**Given task:** Each entry must appear again exactly as it does in the source.

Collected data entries
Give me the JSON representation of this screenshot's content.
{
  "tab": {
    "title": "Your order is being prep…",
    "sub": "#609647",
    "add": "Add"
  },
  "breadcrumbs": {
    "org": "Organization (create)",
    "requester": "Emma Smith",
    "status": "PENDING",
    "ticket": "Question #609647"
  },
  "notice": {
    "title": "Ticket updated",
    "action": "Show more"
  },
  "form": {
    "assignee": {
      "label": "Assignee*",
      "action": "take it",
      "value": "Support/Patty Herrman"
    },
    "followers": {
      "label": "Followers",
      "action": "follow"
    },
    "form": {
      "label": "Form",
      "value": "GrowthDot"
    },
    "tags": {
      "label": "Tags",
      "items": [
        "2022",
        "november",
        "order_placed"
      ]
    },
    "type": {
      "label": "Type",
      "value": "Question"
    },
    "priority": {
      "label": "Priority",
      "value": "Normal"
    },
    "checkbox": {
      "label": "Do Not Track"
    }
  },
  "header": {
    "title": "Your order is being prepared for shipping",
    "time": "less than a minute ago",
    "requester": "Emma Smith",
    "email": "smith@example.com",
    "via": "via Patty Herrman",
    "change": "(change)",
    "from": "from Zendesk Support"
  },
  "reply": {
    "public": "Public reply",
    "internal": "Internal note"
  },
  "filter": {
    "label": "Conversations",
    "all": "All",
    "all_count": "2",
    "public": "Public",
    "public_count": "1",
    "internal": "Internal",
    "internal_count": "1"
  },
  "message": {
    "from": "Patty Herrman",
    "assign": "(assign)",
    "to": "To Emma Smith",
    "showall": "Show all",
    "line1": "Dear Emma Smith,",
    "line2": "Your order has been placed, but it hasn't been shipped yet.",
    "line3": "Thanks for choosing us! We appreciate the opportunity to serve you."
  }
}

**Task response:**
Give me the JSON representation of this screenshot's content.
{
  "tab": {
    "title": "Your order is being prep…",
    "sub": "#609647",
    "add": "Add"
  },
  "breadcrumbs": {
    "org": "Organization (create)",
    "requester": "Emma Smith",
    "status": "PENDING",
    "ticket": "Question #609647"
  },
  "notice": {
    "title": "Ticket updated",
    "action": "Show more"
  },
  "form": {
    "assignee": {
      "label": "Assignee*",
      "action": "take it",
      "value": "Support/Patty Herrman"
    },
    "followers": {
      "label": "Followers",
      "action": "follow"
    },
    "form": {
      "label": "Form",
      "value": "GrowthDot"
    },
    "tags": {
      "label": "Tags",
      "items": [
        "2022",
        "november",
        "order_placed"
      ]
    },
    "type": {
      "label": "Type",
      "value": "Question"
    },
    "priority": {
      "label": "Priority",
      "value": "Normal"
    },
    "checkbox": {
      "label": "Do Not Track"
    }
  },
  "header": {
    "title": "Your order is being prepared for shipping",
    "time": "less than a minute ago",
    "requester": "Emma Smith",
    "email": "smith@example.com",
    "via": "via Patty Herrman",
    "change": "(change)",
    "from": "from Zendesk Support"
  },
  "reply": {
    "public": "Public reply",
    "internal": "Internal note"
  },
  "filter": {
    "label": "Conversations",
    "all": "All",
    "all_count": "2",
    "public": "Public",
    "public_count": "1",
    "internal": "Internal",
    "internal_count": "1"
  },
  "message": {
    "from": "Patty Herrman",
    "assign": "(assign)",
    "to": "To Emma Smith",
    "showall": "Show all",
    "line1": "Dear Emma Smith,",
    "line2": "Your order has been placed, but it hasn't been shipped yet.",
    "line3": "Thanks for choosing us! We appreciate the opportunity to serve you."
  }
}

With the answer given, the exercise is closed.